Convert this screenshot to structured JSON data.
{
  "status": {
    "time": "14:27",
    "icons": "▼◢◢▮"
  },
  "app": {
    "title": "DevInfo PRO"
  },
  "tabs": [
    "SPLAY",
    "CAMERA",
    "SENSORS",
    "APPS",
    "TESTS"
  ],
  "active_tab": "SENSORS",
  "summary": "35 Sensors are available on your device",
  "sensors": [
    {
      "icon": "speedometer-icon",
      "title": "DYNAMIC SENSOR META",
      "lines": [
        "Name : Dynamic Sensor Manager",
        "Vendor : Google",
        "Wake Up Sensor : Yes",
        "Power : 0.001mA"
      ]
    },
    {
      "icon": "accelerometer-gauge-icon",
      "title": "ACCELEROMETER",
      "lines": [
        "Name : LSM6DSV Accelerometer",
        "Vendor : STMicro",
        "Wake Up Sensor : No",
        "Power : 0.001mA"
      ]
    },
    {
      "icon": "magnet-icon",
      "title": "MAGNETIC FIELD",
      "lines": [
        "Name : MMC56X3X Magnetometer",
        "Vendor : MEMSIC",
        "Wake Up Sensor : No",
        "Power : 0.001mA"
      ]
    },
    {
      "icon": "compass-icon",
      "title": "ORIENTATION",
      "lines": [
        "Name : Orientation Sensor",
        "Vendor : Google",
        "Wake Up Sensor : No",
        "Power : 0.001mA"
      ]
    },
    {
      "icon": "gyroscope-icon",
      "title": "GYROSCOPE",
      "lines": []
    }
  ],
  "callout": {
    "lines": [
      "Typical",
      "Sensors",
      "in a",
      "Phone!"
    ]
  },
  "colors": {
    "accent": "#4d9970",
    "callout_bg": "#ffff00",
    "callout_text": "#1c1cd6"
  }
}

§ §

▸ Problem description
Repeat the data precisely, line by line.

▸ Finished answer
Convert this screenshot to structured JSON data.
{
  "status": {
    "time": "14:27",
    "icons": "▼◢◢▮"
  },
  "app": {
    "title": "DevInfo PRO"
  },
  "tabs": [
    "SPLAY",
    "CAMERA",
    "SENSORS",
    "APPS",
    "TESTS"
  ],
  "active_tab": "SENSORS",
  "summary": "35 Sensors are available on your device",
  "sensors": [
    {
      "icon": "speedometer-icon",
      "title": "DYNAMIC SENSOR META",
      "lines": [
        "Name : Dynamic Sensor Manager",
        "Vendor : Google",
        "Wake Up Sensor : Yes",
        "Power : 0.001mA"
      ]
    },
    {
      "icon": "accelerometer-gauge-icon",
      "title": "ACCELEROMETER",
      "lines": [
        "Name : LSM6DSV Accelerometer",
        "Vendor : STMicro",
        "Wake Up Sensor : No",
        "Power : 0.001mA"
      ]
    },
    {
      "icon": "magnet-icon",
      "title": "MAGNETIC FIELD",
      "lines": [
        "Name : MMC56X3X Magnetometer",
        "Vendor : MEMSIC",
        "Wake Up Sensor : No",
        "Power : 0.001mA"
      ]
    },
    {
      "icon": "compass-icon",
      "title": "ORIENTATION",
      "lines": [
        "Name : Orientation Sensor",
        "Vendor : Google",
        "Wake Up Sensor : No",
        "Power : 0.001mA"
      ]
    },
    {
      "icon": "gyroscope-icon",
      "title": "GYROSCOPE",
      "lines": []
    }
  ],
  "callout": {
    "lines": [
      "Typical",
      "Sensors",
      "in a",
      "Phone!"
    ]
  },
  "colors": {
    "accent": "#4d9970",
    "callout_bg": "#ffff00",
    "callout_text": "#1c1cd6"
  }
}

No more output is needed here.